Items listed in a dataset -
= = = =
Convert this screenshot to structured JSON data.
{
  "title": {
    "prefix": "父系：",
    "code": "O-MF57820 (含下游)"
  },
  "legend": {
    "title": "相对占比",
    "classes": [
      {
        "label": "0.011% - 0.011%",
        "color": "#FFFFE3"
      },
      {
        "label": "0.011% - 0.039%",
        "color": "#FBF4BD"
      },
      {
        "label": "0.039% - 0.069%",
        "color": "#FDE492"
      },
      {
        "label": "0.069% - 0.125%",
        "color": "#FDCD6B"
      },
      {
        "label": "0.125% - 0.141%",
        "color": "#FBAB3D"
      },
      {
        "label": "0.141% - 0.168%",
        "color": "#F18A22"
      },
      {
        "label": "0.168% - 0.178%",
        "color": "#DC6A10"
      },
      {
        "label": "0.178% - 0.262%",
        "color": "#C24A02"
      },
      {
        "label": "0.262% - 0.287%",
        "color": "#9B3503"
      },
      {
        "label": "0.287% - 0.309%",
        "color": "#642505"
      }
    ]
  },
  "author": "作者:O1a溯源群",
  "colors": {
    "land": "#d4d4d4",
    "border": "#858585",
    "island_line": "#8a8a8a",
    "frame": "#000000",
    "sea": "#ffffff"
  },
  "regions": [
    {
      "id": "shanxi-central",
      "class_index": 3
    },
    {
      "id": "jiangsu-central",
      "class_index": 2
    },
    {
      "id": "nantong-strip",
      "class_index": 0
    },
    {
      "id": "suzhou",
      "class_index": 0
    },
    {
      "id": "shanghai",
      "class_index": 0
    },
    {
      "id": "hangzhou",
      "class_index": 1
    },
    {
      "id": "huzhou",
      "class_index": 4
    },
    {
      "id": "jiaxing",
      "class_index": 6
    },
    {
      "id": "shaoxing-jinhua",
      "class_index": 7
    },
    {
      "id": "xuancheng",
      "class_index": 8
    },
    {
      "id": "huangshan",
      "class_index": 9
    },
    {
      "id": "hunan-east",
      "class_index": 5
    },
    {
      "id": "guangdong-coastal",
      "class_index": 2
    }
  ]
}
= = = =
Exercise - Pull out the lines above in which the word "label" appears.

Complete answer -
        "label": "0.011% - 0.011%",
        "label": "0.011% - 0.039%",
        "label": "0.039% - 0.069%",
        "label": "0.069% - 0.125%",
        "label": "0.125% - 0.141%",
        "label": "0.141% - 0.168%",
        "label": "0.168% - 0.178%",
        "label": "0.178% - 0.262%",
        "label": "0.262% - 0.287%",
        "label": "0.287% - 0.309%",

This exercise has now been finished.